Your instructions: Copy out each line of the data holding "Under".

====== Record set

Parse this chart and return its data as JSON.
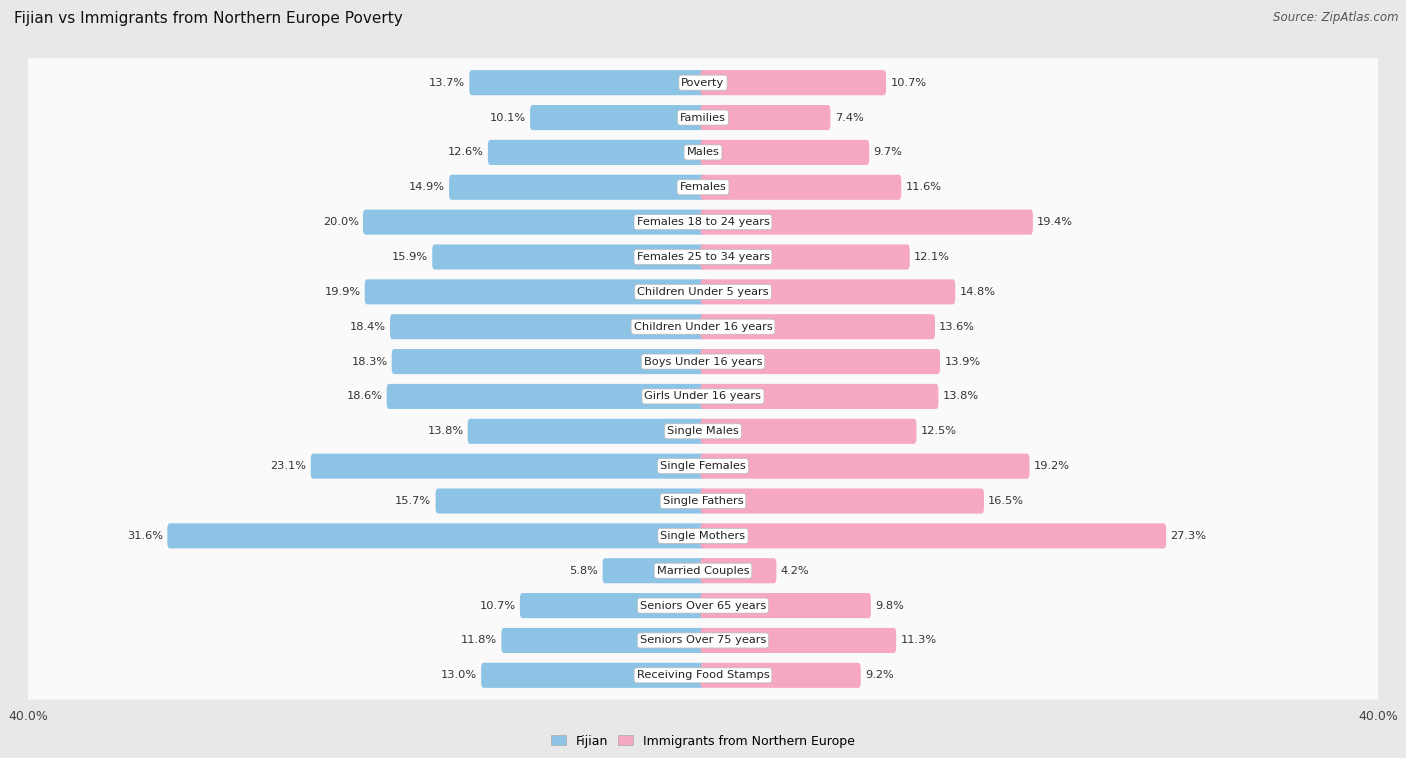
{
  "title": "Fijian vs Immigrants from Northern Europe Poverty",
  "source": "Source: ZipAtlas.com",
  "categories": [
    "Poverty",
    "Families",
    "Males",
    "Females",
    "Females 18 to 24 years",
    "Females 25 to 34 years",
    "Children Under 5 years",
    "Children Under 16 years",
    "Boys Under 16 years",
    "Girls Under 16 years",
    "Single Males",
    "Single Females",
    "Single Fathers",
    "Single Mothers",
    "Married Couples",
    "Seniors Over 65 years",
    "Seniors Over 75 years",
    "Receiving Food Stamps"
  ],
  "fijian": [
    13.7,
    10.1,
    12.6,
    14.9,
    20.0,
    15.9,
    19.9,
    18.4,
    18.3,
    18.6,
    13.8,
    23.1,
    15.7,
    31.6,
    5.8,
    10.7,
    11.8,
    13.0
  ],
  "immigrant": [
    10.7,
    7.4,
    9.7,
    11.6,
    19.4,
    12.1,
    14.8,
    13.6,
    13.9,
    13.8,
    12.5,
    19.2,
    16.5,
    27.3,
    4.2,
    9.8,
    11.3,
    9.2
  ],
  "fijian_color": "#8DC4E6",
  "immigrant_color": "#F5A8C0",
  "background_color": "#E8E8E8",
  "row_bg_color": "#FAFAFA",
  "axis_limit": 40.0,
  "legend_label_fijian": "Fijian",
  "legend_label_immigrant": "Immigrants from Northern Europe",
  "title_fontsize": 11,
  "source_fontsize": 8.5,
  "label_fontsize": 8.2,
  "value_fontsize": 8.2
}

============
====== Record set

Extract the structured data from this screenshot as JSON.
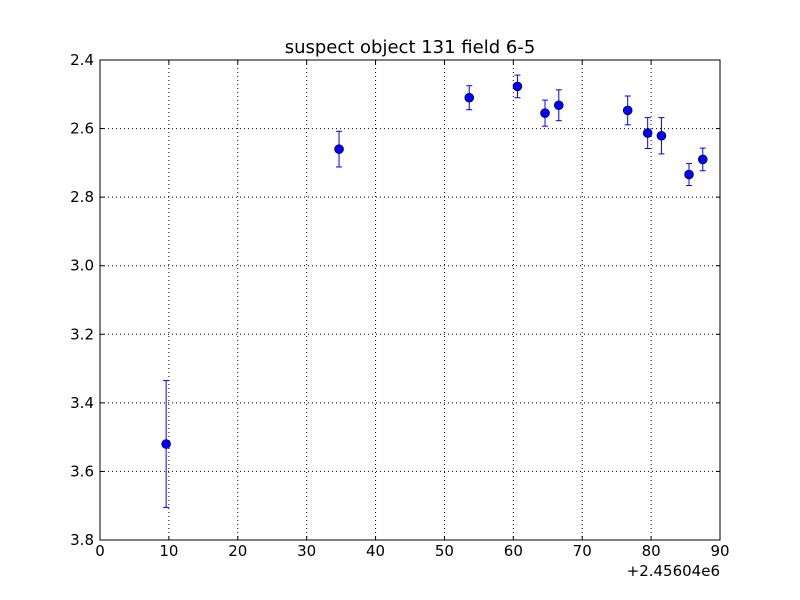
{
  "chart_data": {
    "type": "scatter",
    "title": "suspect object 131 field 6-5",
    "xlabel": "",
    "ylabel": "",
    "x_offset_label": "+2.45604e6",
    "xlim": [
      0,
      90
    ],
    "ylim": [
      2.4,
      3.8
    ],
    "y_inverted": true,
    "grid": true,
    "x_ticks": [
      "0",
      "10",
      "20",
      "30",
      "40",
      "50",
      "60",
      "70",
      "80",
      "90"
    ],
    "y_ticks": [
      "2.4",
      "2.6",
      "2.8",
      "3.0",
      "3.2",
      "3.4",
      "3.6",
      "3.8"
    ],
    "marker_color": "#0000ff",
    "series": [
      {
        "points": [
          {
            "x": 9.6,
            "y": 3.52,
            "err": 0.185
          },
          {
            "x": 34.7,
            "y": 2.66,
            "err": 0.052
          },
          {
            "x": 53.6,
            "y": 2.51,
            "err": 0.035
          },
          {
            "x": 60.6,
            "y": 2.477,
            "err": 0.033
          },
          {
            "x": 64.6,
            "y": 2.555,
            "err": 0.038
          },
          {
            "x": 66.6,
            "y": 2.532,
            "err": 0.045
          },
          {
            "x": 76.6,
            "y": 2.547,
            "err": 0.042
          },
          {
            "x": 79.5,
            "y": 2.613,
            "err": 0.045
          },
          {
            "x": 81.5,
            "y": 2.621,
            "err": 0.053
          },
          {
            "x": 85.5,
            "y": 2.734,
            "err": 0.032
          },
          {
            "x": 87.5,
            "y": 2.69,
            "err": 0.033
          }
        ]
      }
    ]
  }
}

============
====== Record set

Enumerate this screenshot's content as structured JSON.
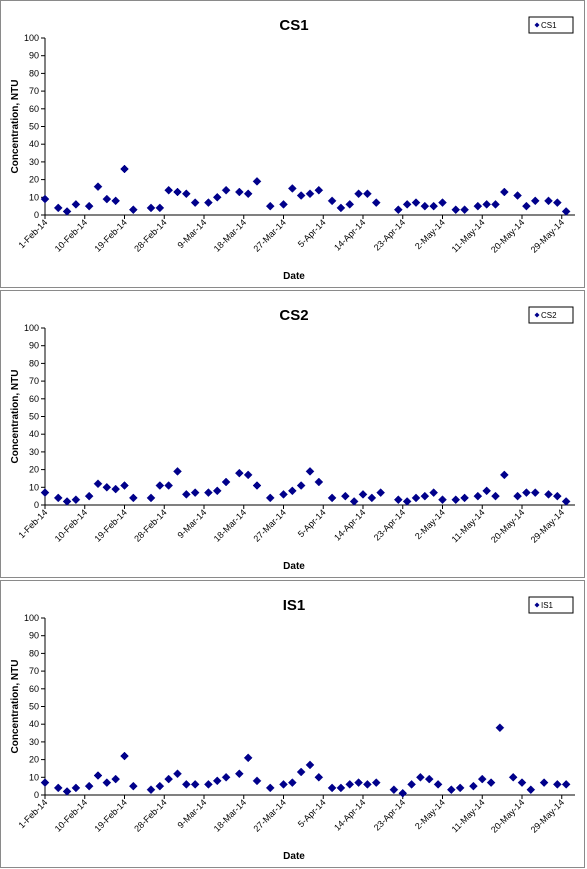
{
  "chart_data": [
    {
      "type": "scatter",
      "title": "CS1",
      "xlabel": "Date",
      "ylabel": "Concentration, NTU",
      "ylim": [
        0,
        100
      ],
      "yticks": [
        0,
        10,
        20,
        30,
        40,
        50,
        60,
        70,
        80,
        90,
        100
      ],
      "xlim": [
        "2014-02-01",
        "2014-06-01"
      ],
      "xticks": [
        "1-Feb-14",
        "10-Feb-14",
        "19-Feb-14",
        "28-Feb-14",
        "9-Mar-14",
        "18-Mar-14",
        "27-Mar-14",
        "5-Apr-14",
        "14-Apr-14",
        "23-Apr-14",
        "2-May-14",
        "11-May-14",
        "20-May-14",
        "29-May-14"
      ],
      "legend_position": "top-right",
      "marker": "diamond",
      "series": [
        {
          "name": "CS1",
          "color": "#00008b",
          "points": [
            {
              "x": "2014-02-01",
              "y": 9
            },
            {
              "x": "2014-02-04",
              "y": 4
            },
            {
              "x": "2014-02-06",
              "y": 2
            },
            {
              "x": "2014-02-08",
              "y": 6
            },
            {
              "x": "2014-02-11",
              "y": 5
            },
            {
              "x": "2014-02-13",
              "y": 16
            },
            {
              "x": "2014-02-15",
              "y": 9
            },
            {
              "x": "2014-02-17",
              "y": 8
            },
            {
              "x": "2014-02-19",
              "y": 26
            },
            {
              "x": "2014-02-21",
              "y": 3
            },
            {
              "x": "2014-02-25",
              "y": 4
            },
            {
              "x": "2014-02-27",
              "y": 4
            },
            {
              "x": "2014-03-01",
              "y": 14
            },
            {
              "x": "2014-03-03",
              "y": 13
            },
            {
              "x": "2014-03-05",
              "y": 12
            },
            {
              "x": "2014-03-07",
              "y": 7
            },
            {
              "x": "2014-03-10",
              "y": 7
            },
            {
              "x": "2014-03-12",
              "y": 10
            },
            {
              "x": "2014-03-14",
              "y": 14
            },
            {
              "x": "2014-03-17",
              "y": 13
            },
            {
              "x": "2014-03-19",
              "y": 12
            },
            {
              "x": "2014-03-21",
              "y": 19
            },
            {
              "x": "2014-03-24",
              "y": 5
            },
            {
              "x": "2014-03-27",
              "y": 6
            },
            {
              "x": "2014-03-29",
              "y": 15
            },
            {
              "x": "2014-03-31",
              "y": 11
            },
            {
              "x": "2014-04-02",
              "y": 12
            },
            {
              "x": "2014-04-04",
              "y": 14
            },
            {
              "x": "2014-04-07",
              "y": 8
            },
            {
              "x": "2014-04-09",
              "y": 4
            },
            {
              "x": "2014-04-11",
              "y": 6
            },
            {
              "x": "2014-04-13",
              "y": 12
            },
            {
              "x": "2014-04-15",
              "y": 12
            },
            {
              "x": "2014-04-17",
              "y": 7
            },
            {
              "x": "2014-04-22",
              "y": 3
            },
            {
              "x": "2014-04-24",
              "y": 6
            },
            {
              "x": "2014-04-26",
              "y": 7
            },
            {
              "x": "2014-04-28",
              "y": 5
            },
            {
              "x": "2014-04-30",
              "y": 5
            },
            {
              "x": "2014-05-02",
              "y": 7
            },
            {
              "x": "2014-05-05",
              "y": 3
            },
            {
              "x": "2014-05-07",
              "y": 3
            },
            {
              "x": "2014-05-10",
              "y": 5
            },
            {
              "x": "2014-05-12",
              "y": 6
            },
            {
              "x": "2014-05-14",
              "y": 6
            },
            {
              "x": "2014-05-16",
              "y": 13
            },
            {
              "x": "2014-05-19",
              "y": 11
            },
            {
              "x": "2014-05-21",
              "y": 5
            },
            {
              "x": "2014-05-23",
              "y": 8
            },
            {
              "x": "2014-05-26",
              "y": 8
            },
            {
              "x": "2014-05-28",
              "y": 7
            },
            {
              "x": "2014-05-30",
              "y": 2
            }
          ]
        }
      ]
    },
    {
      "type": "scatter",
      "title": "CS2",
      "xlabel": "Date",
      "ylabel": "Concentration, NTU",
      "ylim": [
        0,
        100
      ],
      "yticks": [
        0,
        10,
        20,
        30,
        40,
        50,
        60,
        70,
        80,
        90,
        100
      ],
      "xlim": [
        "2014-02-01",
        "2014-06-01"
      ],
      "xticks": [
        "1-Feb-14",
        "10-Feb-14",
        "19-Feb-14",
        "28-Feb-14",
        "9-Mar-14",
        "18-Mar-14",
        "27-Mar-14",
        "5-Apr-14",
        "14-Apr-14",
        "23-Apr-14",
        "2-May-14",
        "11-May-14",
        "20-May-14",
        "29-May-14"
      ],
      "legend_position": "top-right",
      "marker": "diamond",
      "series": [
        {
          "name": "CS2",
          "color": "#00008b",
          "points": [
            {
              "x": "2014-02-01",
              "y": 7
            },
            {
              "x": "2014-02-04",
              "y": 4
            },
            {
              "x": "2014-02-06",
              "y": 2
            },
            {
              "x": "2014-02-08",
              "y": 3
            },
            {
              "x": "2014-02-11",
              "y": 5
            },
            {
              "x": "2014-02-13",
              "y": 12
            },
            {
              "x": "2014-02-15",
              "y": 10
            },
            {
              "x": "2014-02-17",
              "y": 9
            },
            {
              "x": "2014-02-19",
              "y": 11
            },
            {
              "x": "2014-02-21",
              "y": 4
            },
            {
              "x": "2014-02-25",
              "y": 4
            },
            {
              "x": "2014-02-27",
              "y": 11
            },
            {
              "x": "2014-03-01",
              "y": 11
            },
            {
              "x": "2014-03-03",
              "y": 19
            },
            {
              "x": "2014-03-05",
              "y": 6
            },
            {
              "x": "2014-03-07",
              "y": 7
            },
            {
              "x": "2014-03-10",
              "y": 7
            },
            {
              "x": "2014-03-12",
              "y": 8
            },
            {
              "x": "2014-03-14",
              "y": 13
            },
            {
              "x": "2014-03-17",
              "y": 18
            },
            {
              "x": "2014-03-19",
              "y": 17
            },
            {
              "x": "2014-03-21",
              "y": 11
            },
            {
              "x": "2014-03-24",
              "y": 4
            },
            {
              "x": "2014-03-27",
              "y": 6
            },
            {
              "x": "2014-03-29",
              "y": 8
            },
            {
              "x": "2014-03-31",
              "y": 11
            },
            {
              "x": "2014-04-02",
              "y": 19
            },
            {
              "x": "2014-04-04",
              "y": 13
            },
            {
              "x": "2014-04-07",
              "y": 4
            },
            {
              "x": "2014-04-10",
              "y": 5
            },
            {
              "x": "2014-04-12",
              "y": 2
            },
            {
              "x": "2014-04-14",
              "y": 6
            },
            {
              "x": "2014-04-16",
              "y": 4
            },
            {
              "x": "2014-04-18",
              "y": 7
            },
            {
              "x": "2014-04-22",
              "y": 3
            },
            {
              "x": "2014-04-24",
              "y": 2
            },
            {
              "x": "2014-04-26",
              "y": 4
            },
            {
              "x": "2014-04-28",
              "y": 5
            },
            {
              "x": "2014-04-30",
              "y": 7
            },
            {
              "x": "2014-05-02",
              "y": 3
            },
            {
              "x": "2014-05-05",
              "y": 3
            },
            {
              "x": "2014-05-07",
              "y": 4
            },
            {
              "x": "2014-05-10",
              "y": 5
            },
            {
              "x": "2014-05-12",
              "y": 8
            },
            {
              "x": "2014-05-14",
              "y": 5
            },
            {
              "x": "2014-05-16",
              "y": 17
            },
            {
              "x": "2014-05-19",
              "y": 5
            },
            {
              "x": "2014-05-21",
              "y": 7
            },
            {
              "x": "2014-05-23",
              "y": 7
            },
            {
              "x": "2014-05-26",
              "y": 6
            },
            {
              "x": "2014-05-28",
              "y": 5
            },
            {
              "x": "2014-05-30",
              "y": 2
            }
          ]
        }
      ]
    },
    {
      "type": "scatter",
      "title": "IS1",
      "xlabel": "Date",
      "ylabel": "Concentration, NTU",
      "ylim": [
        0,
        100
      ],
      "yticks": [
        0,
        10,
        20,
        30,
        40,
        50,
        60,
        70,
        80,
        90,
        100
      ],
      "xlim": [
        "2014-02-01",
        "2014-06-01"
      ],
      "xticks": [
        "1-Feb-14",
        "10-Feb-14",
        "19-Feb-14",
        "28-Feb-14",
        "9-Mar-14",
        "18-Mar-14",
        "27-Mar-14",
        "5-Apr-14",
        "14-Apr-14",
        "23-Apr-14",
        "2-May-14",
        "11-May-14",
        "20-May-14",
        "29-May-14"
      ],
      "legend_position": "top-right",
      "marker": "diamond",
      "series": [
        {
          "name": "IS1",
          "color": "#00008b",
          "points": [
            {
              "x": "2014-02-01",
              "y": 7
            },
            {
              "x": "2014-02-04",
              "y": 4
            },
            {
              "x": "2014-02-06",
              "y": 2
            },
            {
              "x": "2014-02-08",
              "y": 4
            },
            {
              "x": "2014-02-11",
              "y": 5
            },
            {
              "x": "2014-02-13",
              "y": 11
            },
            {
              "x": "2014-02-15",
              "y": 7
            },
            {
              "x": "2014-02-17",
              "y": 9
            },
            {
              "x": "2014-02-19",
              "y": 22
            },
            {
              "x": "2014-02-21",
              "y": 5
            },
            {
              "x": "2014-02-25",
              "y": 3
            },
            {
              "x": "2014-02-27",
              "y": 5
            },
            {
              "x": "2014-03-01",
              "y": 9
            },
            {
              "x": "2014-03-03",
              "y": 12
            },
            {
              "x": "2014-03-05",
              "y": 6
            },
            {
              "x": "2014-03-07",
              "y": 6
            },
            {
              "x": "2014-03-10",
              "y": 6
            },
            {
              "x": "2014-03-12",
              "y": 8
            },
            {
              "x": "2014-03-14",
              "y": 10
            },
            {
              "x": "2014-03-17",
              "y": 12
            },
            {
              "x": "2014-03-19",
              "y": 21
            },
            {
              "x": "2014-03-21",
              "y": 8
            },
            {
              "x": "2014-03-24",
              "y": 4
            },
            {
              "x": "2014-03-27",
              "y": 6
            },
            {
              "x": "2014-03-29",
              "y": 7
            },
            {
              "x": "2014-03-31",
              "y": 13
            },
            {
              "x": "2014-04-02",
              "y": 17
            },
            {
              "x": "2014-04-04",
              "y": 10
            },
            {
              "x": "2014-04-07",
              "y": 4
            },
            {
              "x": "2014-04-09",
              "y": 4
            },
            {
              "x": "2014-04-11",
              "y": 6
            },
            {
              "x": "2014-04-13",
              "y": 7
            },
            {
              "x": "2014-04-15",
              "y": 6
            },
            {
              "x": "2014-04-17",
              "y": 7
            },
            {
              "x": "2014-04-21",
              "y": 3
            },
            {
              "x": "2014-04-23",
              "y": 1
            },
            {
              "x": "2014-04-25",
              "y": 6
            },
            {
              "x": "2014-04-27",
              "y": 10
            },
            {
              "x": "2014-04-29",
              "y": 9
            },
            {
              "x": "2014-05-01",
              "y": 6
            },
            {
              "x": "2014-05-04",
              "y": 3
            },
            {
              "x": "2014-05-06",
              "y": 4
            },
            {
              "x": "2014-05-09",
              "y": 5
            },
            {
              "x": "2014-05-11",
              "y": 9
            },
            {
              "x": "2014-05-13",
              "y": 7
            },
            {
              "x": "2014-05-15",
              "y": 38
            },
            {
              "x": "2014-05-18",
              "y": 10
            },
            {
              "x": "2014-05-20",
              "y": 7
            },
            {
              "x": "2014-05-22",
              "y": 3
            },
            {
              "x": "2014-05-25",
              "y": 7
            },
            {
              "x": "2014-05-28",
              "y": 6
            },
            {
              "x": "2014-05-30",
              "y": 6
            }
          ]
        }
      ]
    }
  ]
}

============

Written solution:
    "Children Under 5 years",
    "Children Under 16 years",
    "Boys Under 16 years",
    "Girls Under 16 years",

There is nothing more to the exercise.